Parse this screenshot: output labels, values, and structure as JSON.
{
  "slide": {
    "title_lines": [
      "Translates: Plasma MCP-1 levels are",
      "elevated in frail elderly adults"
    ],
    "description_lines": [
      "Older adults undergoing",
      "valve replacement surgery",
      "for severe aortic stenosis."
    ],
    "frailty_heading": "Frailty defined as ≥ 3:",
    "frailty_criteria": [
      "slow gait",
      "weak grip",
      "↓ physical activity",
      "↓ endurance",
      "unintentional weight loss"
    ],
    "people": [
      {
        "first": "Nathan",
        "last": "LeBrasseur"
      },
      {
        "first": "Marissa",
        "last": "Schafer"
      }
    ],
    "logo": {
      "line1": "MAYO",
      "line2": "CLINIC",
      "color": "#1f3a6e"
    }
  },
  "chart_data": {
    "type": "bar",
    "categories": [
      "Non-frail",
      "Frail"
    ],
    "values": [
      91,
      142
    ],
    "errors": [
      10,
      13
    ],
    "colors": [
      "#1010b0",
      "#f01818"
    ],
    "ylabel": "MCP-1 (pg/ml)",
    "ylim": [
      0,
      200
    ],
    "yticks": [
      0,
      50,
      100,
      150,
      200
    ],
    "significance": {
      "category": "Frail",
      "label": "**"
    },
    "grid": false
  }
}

Task to complete -> Reproduce the material verbatim, line by line.

Answer to the exercise ->
Parse this screenshot: output labels, values, and structure as JSON.
{
  "slide": {
    "title_lines": [
      "Translates: Plasma MCP-1 levels are",
      "elevated in frail elderly adults"
    ],
    "description_lines": [
      "Older adults undergoing",
      "valve replacement surgery",
      "for severe aortic stenosis."
    ],
    "frailty_heading": "Frailty defined as ≥ 3:",
    "frailty_criteria": [
      "slow gait",
      "weak grip",
      "↓ physical activity",
      "↓ endurance",
      "unintentional weight loss"
    ],
    "people": [
      {
        "first": "Nathan",
        "last": "LeBrasseur"
      },
      {
        "first": "Marissa",
        "last": "Schafer"
      }
    ],
    "logo": {
      "line1": "MAYO",
      "line2": "CLINIC",
      "color": "#1f3a6e"
    }
  },
  "chart_data": {
    "type": "bar",
    "categories": [
      "Non-frail",
      "Frail"
    ],
    "values": [
      91,
      142
    ],
    "errors": [
      10,
      13
    ],
    "colors": [
      "#1010b0",
      "#f01818"
    ],
    "ylabel": "MCP-1 (pg/ml)",
    "ylim": [
      0,
      200
    ],
    "yticks": [
      0,
      50,
      100,
      150,
      200
    ],
    "significance": {
      "category": "Frail",
      "label": "**"
    },
    "grid": false
  }
}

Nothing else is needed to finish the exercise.